*** Records for the task

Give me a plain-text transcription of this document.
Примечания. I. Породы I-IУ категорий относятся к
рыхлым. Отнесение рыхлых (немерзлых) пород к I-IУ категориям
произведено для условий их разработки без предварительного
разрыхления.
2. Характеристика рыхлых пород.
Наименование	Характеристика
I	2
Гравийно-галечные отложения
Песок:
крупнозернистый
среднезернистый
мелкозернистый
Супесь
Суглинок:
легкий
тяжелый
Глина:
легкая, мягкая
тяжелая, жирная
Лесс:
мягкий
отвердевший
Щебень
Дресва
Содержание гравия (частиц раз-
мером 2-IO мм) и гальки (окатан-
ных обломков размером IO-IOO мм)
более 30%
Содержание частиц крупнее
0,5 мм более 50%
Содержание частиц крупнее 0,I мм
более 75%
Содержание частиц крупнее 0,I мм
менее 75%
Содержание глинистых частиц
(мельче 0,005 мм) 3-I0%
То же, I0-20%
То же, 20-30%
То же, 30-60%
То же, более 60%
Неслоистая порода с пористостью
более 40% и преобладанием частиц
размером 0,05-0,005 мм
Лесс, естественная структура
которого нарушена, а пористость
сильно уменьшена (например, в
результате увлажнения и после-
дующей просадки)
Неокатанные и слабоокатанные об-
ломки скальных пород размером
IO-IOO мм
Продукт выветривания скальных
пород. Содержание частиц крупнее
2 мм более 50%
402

******

Request ->
Go through the records above and set each one down exactly, please.

Exercise output ->
Give me a plain-text transcription of this document.
Примечания. I. Породы I-IУ категорий относятся к
рыхлым. Отнесение рыхлых (немерзлых) пород к I-IУ категориям
произведено для условий их разработки без предварительного
разрыхления.
2. Характеристика рыхлых пород.
Наименование	Характеристика
I	2
Гравийно-галечные отложения
Песок:
крупнозернистый
среднезернистый
мелкозернистый
Супесь
Суглинок:
легкий
тяжелый
Глина:
легкая, мягкая
тяжелая, жирная
Лесс:
мягкий
отвердевший
Щебень
Дресва
Содержание гравия (частиц раз-
мером 2-IO мм) и гальки (окатан-
ных обломков размером IO-IOO мм)
более 30%
Содержание частиц крупнее
0,5 мм более 50%
Содержание частиц крупнее 0,I мм
более 75%
Содержание частиц крупнее 0,I мм
менее 75%
Содержание глинистых частиц
(мельче 0,005 мм) 3-I0%
То же, I0-20%
То же, 20-30%
То же, 30-60%
То же, более 60%
Неслоистая порода с пористостью
более 40% и преобладанием частиц
размером 0,05-0,005 мм
Лесс, естественная структура
которого нарушена, а пористость
сильно уменьшена (например, в
результате увлажнения и после-
дующей просадки)
Неокатанные и слабоокатанные об-
ломки скальных пород размером
IO-IOO мм
Продукт выветривания скальных
пород. Содержание частиц крупнее
2 мм более 50%
402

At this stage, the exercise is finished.